» Exercise goal
From the data that follows, copy every line holding the string "amount".

____________

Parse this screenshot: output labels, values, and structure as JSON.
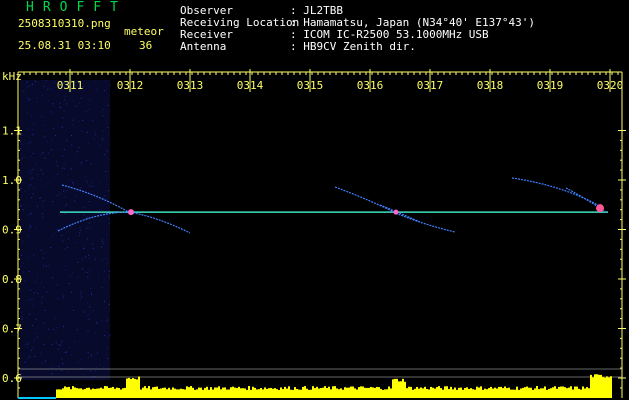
{
  "header": {
    "app_title": "HROFFT",
    "filename": "2508310310.png",
    "mode_label": "meteor",
    "timestamp": "25.08.31 03:10",
    "count": "36"
  },
  "info": {
    "rows": [
      {
        "label": "Observer",
        "value": ": JL2TBB"
      },
      {
        "label": "Receiving Location",
        "value": ": Hamamatsu, Japan (N34°40' E137°43')"
      },
      {
        "label": "Receiver",
        "value": ": ICOM IC-R2500 53.1000MHz USB"
      },
      {
        "label": "Antenna",
        "value": ": HB9CV Zenith dir."
      }
    ]
  },
  "chart_data": {
    "type": "heatmap",
    "ylabel": "kHz",
    "y_ticks": [
      "1.1",
      "1.0",
      "0.9",
      "0.8",
      "0.7",
      "0.6"
    ],
    "x_ticks": [
      "0311",
      "0312",
      "0313",
      "0314",
      "0315",
      "0316",
      "0317",
      "0318",
      "0319",
      "0320"
    ],
    "carrier_khz": 0.935,
    "colors": {
      "axis": "#ffff66",
      "carrier": "#40e0c0",
      "echo": "#4080ff",
      "level": "#ffff00",
      "baseline": "#00c8ff"
    }
  }
}
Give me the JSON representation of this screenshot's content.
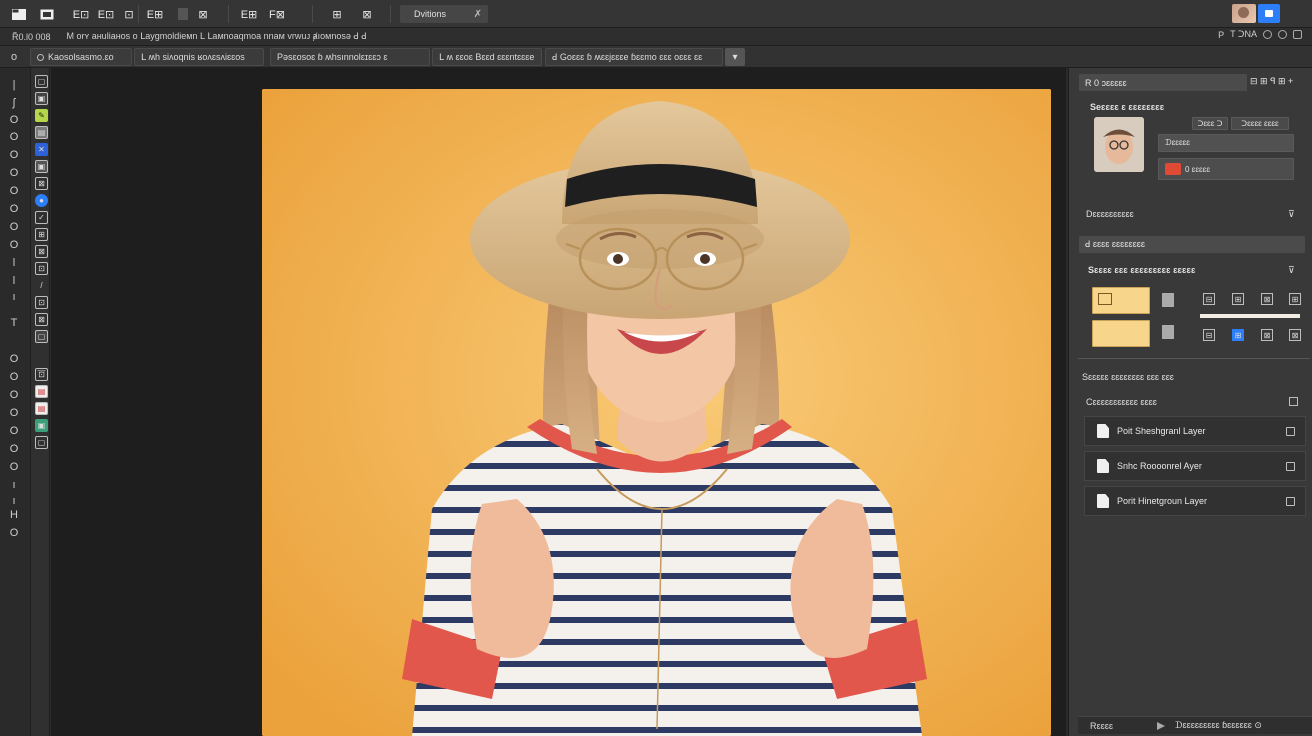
{
  "toolbar": {
    "icons": [
      "file-icon",
      "folder-icon",
      "grid-icon",
      "frame-icon",
      "crop-icon",
      "marquee-icon",
      "layers-icon",
      "transform-icon",
      "type-icon",
      "shape-icon",
      "panel-icon",
      "export-icon"
    ],
    "labels": [
      "",
      "",
      "E⊡",
      "⊡",
      "E⊞",
      "",
      "⊠",
      "E⊞",
      "F⊠",
      "⊠",
      "⊞",
      "⊠"
    ],
    "doc_label": "Dvitions",
    "doc_close": "✗"
  },
  "menubar": {
    "left": "R̃0.l0 008",
    "items": "M ᴏrʏ aнuliaнos o ꓡaygmoldieᴍn ꓡ ꓡaᴍnoaqmoa nnaᴍ vrwuᴊ ⱥıoᴍnosə ꓒ ꓒ",
    "right_p": "P",
    "right_label": "T ᑐNA"
  },
  "tabs": [
    {
      "label": "Kaosolsasmo.ɛo"
    },
    {
      "label": "ꓡ ʍh siʌoqnis ʁoʌɛsʌiɛɛos"
    },
    {
      "label": "Pəsɛosoɛ ɓ ʍhsınnolɛɪɛɛɔ ɛ"
    },
    {
      "label": "ꓡ ʍ ɛɛoɛ Bɛɛd ɛɛɛntɛɛɛe"
    },
    {
      "label": "ꓒ Goɛɛɛ ɓ ʍɛɛjɛɛɛe ɓɛɛmo ɛɛɛ oɛɛɛ ɛɛ"
    }
  ],
  "tab_plus": "▾",
  "right": {
    "panel1_title": "R 0 ɔɛɛɛɛɛ",
    "panel1_tools": "⊟ ⊞ ꟼ ⊞ +",
    "panel1_sub": "Seɛɛɛɛ ɛ ɛɛɛɛɛɛɛɛ",
    "btn_a": "ᑐɛɛɛ ᑐ",
    "btn_b": "ᑐɛɛɛɛ ɛɛɛɛ",
    "row_a": "ᗪɛɛɛɛɛ",
    "row_b": "0 ɛɛɛɛɛ",
    "section2": "Dɛɛɛɛɛɛɛɛɛɛ",
    "panel2_title": "ꓒ ɛɛɛɛ ɛɛɛɛɛɛɛɛ",
    "panel2_sub": "Sɛɛɛɛ ɛɛɛ ɛɛɛɛɛɛɛɛɛ ɛɛɛɛɛ",
    "section3": "Sɛɛɛɛɛ ɛɛɛɛɛɛɛɛ ɛɛɛ ɛɛɛ",
    "section4": "Cɛɛɛɛɛɛɛɛɛɛɛ ɛɛɛɛ",
    "layers": [
      {
        "label": "Poit Sheshgranl Layer"
      },
      {
        "label": "Snhc Roooonrel Ayer"
      },
      {
        "label": "Porit Hinetgroun Layer"
      }
    ],
    "status_left": "Rɛɛɛɛ",
    "status_right": "ᗪɛɛɛɛɛɛɛɛɛ ɓɛɛɛɛɛɛ ⊙"
  },
  "colors": {
    "accent_blue": "#2d7ff9",
    "swatch": "#f7d58b",
    "backdrop": "#f2b04a"
  }
}
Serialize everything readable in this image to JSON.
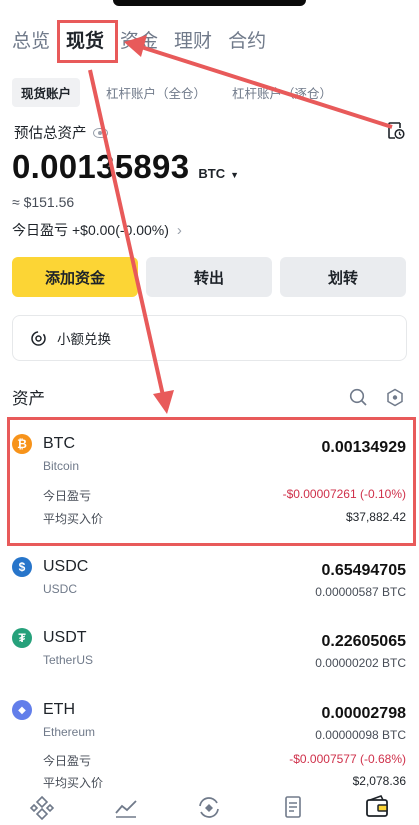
{
  "tabs": [
    "总览",
    "现货",
    "资金",
    "理财",
    "合约"
  ],
  "active_tab_index": 1,
  "subtabs": [
    "现货账户",
    "杠杆账户（全仓）",
    "杠杆账户（逐仓）"
  ],
  "summary": {
    "label": "预估总资产",
    "balance": "0.00135893",
    "unit": "BTC",
    "usd": "≈ $151.56",
    "pnl_label": "今日盈亏",
    "pnl_value": "+$0.00(-0.00%)"
  },
  "buttons": {
    "deposit": "添加资金",
    "transfer_out": "转出",
    "transfer": "划转"
  },
  "convert_label": "小额兑换",
  "assets_title": "资产",
  "assets": [
    {
      "symbol": "BTC",
      "name": "Bitcoin",
      "amount": "0.00134929",
      "btc_value": "",
      "color": "#f7931a",
      "glyph": "₿",
      "pnl_label": "今日盈亏",
      "pnl": "-$0.00007261 (-0.10%)",
      "avg_label": "平均买入价",
      "avg": "$37,882.42"
    },
    {
      "symbol": "USDC",
      "name": "USDC",
      "amount": "0.65494705",
      "btc_value": "0.00000587 BTC",
      "color": "#2775ca",
      "glyph": "$"
    },
    {
      "symbol": "USDT",
      "name": "TetherUS",
      "amount": "0.22605065",
      "btc_value": "0.00000202 BTC",
      "color": "#26a17b",
      "glyph": "₮"
    },
    {
      "symbol": "ETH",
      "name": "Ethereum",
      "amount": "0.00002798",
      "btc_value": "0.00000098 BTC",
      "color": "#627eea",
      "glyph": "◆",
      "pnl_label": "今日盈亏",
      "pnl": "-$0.0007577 (-0.68%)",
      "avg_label": "平均买入价",
      "avg": "$2,078.36"
    }
  ],
  "annotation_color": "#e85a5a",
  "accent": "#fcd535",
  "negative_color": "#cf304a"
}
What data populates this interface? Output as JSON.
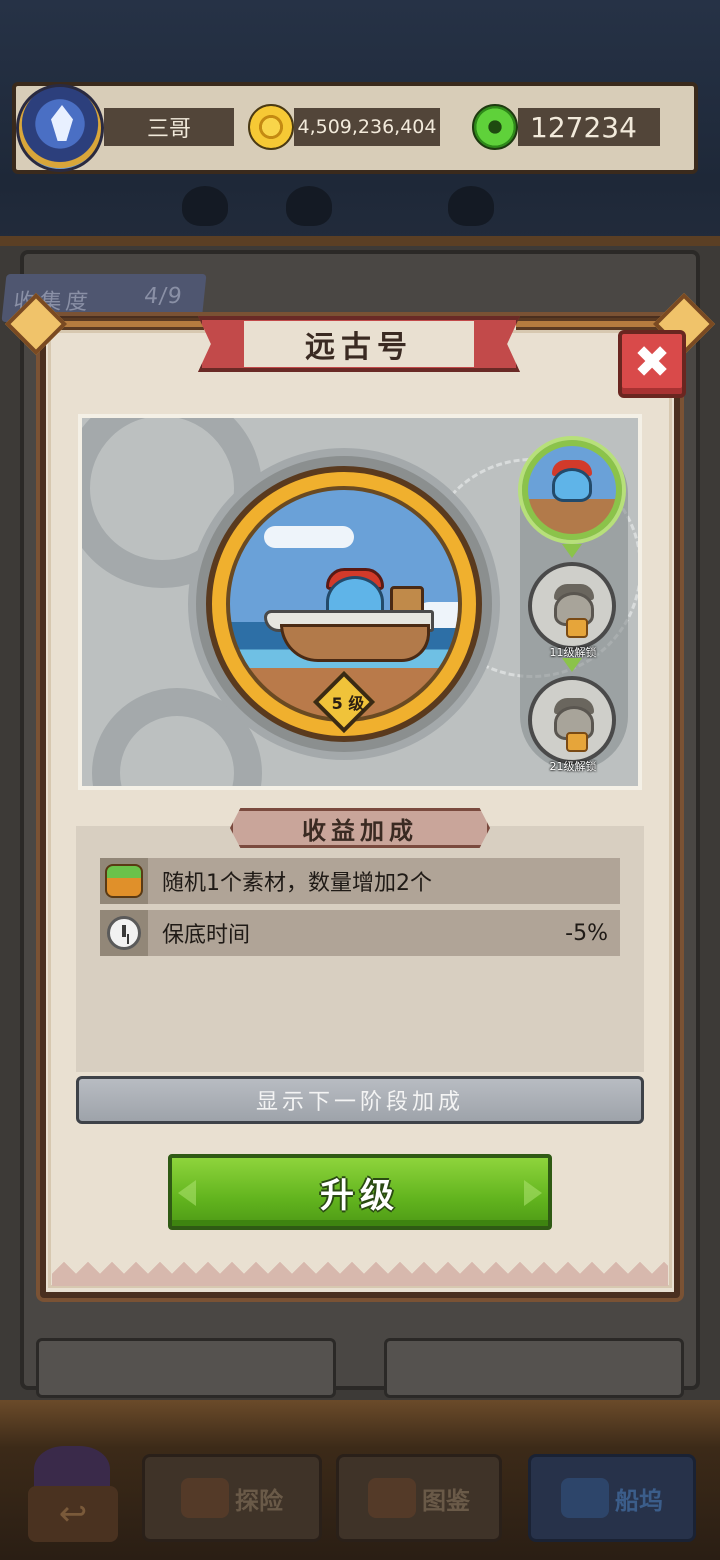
{
  "hud": {
    "player_name": "三哥",
    "gold": "4,509,236,404",
    "gems": "127234"
  },
  "collection": {
    "label": "收集度",
    "count": "4/9"
  },
  "dialog": {
    "title": "远古号",
    "close_label": "✖",
    "level_label": "5 级",
    "stages": [
      {
        "state": "current"
      },
      {
        "state": "locked",
        "unlock_label": "11级解锁"
      },
      {
        "state": "locked",
        "unlock_label": "21级解锁"
      }
    ],
    "bonus_title": "收益加成",
    "bonuses": [
      {
        "icon": "basket-icon",
        "text": "随机1个素材，数量增加2个",
        "value": ""
      },
      {
        "icon": "clock-icon",
        "text": "保底时间",
        "value": "-5%"
      }
    ],
    "next_stage_label": "显示下一阶段加成",
    "upgrade_label": "升级"
  },
  "bottom_nav": {
    "back_icon": "back-arrow-icon",
    "items": [
      {
        "label": "探险",
        "active": false
      },
      {
        "label": "图鉴",
        "active": false
      },
      {
        "label": "船坞",
        "active": true
      }
    ]
  },
  "colors": {
    "accent_green": "#62b41e",
    "close_red": "#d94a4a",
    "banner_red": "#c24a4a",
    "active_stage_ring": "#8bc34a"
  }
}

____________

» Exercise response
      "amount": "0.00134929",
      "amount": "0.65494705",
      "amount": "0.22605065",
      "amount": "0.00002798",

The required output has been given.